__Objective__.
How many lines of these entries hold the string "造成库存积压"? Answer with the number alone.

__Provided data__.

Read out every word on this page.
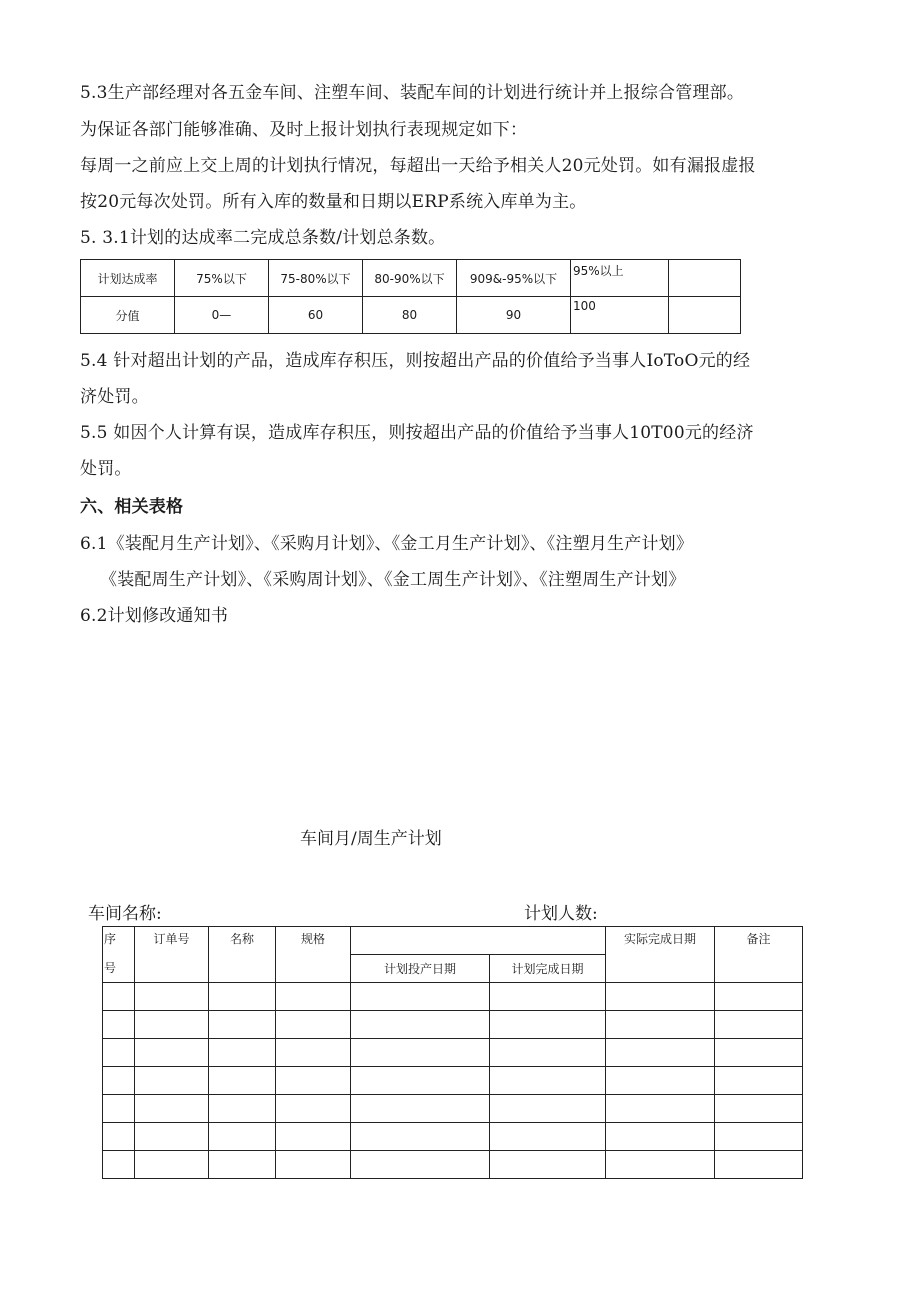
5.3生产部经理对各五金车间、注塑车间、装配车间的计划进行统计并上报综合管理部。
为保证各部门能够准确、及时上报计划执行表现规定如下：
每周一之前应上交上周的计划执行情况，每超出一天给予相关人20元处罚。如有漏报虚报
按20元每次处罚。所有入库的数量和日期以ERP系统入库单为主。
5. 3.1计划的达成率二完成总条数/计划总条数。
计划达成率	75%以下	75-80%以下	80-90%以下	909&-95%以下	95%以上	
分值	0—	60	80	90	100	
5.4 针对超出计划的产品，造成库存积压，则按超出产品的价值给予当事人IoToO元的经
济处罚。
5.5 如因个人计算有误，造成库存积压，则按超出产品的价值给予当事人10T00元的经济
处罚。
六、相关表格
6.1《装配月生产计划》、《采购月计划》、《金工月生产计划》、《注塑月生产计划》
《装配周生产计划》、《采购周计划》、《金工周生产计划》、《注塑周生产计划》
6.2计划修改通知书
车间月/周生产计划
车间名称:	计划人数:
序
号	订单号	名称	规格			实际完成日期	备注
				计划投产日期	计划完成日期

__Solved problem__.
2